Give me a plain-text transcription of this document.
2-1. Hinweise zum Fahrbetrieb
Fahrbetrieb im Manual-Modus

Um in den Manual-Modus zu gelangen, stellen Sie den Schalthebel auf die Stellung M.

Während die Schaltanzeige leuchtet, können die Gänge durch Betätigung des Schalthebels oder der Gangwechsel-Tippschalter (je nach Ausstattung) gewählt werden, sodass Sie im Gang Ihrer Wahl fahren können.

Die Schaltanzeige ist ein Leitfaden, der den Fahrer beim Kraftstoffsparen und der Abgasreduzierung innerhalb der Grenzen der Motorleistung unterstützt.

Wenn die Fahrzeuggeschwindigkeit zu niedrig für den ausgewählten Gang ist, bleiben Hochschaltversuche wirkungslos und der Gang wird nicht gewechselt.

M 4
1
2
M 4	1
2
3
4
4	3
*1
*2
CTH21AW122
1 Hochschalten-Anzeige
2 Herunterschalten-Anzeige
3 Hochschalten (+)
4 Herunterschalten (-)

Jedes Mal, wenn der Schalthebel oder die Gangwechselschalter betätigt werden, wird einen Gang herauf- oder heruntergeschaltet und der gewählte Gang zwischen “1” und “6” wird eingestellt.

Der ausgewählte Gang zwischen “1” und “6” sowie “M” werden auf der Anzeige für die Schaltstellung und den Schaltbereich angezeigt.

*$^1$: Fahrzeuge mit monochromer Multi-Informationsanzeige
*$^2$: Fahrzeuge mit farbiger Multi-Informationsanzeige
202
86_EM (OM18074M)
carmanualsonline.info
========
_Exercise description_: Reproduce the records word for word.

_Response to this exercise_:
Give me a plain-text transcription of this document.
2-1. Hinweise zum Fahrbetrieb
Fahrbetrieb im Manual-Modus

Um in den Manual-Modus zu gelangen, stellen Sie den Schalthebel auf die Stellung M.

Während die Schaltanzeige leuchtet, können die Gänge durch Betätigung des Schalthebels oder der Gangwechsel-Tippschalter (je nach Ausstattung) gewählt werden, sodass Sie im Gang Ihrer Wahl fahren können.

Die Schaltanzeige ist ein Leitfaden, der den Fahrer beim Kraftstoffsparen und der Abgasreduzierung innerhalb der Grenzen der Motorleistung unterstützt.

Wenn die Fahrzeuggeschwindigkeit zu niedrig für den ausgewählten Gang ist, bleiben Hochschaltversuche wirkungslos und der Gang wird nicht gewechselt.

M 4
1
2
M 4	1
2
3
4
4	3
*1
*2
CTH21AW122
1 Hochschalten-Anzeige
2 Herunterschalten-Anzeige
3 Hochschalten (+)
4 Herunterschalten (-)

Jedes Mal, wenn der Schalthebel oder die Gangwechselschalter betätigt werden, wird einen Gang herauf- oder heruntergeschaltet und der gewählte Gang zwischen “1” und “6” wird eingestellt.

Der ausgewählte Gang zwischen “1” und “6” sowie “M” werden auf der Anzeige für die Schaltstellung und den Schaltbereich angezeigt.

*$^1$: Fahrzeuge mit monochromer Multi-Informationsanzeige
*$^2$: Fahrzeuge mit farbiger Multi-Informationsanzeige
202
86_EM (OM18074M)
carmanualsonline.info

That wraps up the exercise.